▸ **Rows**
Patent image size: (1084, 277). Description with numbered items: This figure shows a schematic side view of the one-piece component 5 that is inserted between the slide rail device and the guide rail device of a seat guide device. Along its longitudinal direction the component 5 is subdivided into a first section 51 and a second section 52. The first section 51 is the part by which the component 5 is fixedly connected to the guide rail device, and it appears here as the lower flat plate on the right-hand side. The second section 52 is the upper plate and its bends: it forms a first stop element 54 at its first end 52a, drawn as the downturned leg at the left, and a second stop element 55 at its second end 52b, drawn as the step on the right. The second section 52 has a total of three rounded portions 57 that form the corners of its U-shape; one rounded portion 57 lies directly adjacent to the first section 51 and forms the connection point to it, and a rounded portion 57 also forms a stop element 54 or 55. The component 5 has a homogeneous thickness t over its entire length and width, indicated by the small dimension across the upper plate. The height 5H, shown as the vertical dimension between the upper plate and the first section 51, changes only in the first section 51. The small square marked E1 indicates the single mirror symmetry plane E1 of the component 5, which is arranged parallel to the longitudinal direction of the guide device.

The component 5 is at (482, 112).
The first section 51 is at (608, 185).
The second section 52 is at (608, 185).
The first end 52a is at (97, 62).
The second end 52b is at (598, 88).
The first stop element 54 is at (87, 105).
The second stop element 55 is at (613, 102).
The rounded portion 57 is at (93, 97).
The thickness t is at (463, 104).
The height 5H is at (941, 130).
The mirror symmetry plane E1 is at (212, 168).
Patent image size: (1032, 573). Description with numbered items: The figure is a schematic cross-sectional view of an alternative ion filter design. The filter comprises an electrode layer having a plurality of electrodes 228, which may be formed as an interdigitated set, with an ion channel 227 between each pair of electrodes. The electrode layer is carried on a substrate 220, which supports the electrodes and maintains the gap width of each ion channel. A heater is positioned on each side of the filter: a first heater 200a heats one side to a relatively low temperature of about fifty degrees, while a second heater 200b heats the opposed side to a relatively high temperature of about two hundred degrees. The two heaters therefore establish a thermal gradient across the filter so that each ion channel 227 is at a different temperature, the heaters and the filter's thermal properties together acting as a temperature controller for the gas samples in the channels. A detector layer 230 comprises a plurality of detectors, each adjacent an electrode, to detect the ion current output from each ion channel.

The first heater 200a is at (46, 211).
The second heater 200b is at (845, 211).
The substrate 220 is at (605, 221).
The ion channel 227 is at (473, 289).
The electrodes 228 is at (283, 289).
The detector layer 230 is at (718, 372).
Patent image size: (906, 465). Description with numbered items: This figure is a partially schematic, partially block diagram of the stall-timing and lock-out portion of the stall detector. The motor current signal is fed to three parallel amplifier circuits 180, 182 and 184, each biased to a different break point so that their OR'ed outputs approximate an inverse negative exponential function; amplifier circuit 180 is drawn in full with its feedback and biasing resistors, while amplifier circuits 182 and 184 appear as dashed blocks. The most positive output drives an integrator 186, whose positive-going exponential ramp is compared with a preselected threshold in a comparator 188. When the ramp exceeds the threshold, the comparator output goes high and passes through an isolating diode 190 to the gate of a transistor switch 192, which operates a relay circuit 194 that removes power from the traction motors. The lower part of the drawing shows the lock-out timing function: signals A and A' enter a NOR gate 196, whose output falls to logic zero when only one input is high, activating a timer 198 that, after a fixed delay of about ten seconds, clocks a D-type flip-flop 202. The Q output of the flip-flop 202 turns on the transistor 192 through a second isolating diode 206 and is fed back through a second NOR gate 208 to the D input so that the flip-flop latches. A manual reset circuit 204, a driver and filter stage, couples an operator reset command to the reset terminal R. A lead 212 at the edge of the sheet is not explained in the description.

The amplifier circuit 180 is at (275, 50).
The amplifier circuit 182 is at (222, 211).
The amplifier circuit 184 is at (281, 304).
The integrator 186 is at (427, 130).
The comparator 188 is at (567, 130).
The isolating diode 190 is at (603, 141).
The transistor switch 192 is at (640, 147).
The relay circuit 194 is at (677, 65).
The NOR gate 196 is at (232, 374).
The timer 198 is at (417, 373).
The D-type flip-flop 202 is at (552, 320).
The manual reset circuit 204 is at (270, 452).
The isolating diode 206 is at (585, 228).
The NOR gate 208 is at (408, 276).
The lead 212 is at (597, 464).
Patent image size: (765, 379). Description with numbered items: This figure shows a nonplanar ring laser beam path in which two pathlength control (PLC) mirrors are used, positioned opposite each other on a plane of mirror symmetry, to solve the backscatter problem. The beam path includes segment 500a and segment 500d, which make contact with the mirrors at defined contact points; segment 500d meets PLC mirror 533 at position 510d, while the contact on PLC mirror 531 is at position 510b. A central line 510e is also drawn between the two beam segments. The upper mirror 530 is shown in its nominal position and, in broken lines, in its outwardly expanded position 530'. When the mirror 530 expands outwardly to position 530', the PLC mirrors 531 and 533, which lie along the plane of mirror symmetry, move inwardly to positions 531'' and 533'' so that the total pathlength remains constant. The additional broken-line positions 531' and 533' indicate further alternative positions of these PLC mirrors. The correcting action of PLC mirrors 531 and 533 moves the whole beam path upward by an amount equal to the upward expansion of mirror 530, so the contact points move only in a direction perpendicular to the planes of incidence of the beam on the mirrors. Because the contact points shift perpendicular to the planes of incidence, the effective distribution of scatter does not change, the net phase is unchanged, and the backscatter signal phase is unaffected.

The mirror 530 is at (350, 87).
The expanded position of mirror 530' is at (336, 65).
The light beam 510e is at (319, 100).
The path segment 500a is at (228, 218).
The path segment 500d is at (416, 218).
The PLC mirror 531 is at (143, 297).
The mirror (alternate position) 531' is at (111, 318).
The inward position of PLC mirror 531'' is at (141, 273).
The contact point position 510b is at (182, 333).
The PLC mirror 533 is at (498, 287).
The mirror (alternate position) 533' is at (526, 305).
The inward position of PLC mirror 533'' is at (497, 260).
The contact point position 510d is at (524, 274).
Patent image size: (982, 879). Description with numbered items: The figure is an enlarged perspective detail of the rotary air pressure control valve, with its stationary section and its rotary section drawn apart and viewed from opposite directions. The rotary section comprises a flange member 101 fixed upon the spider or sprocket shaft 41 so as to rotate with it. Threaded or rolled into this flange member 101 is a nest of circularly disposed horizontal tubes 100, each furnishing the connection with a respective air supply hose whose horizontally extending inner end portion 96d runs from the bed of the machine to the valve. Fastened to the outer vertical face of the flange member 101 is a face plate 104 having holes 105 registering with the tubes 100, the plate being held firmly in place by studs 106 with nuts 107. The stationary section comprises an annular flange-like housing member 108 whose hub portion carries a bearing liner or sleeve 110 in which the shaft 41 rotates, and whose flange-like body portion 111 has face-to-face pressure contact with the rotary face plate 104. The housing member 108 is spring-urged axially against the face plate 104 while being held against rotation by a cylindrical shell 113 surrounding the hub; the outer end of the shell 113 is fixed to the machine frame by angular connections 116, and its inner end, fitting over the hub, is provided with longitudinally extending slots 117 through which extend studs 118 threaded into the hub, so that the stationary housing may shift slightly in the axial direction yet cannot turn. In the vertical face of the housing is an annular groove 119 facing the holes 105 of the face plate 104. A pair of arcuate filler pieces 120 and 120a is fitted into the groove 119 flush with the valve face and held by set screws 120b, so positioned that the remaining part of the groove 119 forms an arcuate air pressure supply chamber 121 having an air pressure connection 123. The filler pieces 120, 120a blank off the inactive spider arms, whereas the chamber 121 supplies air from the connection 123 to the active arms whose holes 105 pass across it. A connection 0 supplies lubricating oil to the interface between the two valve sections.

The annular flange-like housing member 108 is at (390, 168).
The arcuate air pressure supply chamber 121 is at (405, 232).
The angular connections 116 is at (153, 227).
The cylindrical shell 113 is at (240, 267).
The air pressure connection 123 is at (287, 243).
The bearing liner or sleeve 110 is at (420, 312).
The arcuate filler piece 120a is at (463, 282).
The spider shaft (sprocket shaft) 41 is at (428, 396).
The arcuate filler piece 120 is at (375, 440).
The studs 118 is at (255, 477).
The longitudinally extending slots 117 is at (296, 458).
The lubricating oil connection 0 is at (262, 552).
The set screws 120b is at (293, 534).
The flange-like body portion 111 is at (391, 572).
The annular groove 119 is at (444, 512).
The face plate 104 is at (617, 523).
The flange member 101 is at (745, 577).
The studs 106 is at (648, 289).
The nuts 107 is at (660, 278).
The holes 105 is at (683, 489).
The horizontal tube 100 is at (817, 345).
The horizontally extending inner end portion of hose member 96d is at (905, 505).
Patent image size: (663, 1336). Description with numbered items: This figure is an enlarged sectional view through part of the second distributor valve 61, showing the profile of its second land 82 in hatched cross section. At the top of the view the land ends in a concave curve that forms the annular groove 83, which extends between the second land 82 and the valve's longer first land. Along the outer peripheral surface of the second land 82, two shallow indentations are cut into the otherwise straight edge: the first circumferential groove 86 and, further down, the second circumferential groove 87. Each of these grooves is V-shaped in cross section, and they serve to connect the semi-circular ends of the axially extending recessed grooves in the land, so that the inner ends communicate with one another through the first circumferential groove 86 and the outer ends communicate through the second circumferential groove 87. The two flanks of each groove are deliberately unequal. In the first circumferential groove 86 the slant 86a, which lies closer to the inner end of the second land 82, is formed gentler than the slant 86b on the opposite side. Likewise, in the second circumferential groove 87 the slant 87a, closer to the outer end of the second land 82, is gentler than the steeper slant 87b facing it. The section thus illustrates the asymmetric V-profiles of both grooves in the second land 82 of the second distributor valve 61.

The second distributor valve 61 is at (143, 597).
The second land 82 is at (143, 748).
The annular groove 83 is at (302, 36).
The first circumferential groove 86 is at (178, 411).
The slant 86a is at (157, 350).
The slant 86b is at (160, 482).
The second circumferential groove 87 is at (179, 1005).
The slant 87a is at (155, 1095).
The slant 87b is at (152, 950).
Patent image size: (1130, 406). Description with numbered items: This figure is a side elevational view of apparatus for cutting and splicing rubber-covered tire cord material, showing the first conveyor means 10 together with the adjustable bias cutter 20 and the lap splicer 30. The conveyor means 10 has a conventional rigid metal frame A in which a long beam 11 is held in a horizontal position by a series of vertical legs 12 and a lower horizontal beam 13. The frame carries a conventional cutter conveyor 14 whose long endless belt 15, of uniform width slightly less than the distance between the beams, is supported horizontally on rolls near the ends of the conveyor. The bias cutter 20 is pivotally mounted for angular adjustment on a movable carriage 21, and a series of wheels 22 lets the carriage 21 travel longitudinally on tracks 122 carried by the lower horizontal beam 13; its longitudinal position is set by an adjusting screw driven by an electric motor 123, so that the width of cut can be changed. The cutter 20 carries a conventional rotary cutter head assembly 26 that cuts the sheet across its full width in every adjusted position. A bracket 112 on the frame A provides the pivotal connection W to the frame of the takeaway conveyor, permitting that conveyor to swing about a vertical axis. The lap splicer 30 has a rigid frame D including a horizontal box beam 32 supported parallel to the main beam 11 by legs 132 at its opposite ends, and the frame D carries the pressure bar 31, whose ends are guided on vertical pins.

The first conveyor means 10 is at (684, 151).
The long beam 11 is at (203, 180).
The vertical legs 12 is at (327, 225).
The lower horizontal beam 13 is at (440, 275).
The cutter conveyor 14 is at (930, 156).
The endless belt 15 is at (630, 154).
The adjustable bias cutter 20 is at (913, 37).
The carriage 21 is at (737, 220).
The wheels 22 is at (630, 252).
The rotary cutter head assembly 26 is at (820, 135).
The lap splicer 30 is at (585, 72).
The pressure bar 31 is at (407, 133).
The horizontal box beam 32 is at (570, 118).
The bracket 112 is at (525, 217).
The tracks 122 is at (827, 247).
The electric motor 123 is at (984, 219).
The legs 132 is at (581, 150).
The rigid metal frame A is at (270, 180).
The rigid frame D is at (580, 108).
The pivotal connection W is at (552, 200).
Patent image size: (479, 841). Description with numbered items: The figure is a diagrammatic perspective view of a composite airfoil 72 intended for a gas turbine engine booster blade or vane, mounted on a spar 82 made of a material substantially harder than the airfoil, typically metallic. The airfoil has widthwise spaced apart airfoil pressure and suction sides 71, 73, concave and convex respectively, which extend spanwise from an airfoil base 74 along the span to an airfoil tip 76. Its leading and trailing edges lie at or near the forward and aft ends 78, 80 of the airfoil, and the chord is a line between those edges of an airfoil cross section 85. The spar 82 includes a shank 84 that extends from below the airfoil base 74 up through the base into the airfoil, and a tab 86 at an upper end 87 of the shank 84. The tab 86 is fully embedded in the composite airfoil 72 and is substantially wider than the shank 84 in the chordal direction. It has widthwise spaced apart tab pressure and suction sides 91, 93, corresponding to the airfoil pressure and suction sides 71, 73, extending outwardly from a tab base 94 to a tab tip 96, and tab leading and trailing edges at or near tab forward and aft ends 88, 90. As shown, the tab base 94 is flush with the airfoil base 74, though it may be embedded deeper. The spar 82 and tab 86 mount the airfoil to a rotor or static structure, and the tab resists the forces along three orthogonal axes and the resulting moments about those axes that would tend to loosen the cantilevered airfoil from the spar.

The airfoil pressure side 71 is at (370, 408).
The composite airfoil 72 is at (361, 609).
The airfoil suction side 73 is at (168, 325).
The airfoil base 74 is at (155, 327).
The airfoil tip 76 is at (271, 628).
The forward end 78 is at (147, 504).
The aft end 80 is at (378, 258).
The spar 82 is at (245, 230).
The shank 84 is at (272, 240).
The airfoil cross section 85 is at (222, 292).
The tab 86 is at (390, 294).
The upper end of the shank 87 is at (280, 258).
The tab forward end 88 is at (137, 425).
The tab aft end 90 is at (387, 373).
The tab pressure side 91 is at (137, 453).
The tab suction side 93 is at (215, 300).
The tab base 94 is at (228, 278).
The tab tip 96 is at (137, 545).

▸ **To do**
Find every line in the material above that contains the word "integrator" and copy each one out in full.

▸ **Answer to this task**
Patent image size: (906, 465). Description with numbered items: This figure is a partially schematic, partially block diagram of the stall-timing and lock-out portion of the stall detector. The motor current signal is fed to three parallel amplifier circuits 180, 182 and 184, each biased to a different break point so that their OR'ed outputs approximate an inverse negative exponential function; amplifier circuit 180 is drawn in full with its feedback and biasing resistors, while amplifier circuits 182 and 184 appear as dashed blocks. The most positive output drives an integrator 186, whose positive-going exponential ramp is compared with a preselected threshold in a comparator 188. When the ramp exceeds the threshold, the comparator output goes high and passes through an isolating diode 190 to the gate of a transistor switch 192, which operates a relay circuit 194 that removes power from the traction motors. The lower part of the drawing shows the lock-out timing function: signals A and A' enter a NOR gate 196, whose output falls to logic zero when only one input is high, activating a timer 198 that, after a fixed delay of about ten seconds, clocks a D-type flip-flop 202. The Q output of the flip-flop 202 turns on the transistor 192 through a second isolating diode 206 and is fed back through a second NOR gate 208 to the D input so that the flip-flop latches. A manual reset circuit 204, a driver and filter stage, couples an operator reset command to the reset terminal R. A lead 212 at the edge of the sheet is not explained in the description.
The integrator 186 is at (427, 130).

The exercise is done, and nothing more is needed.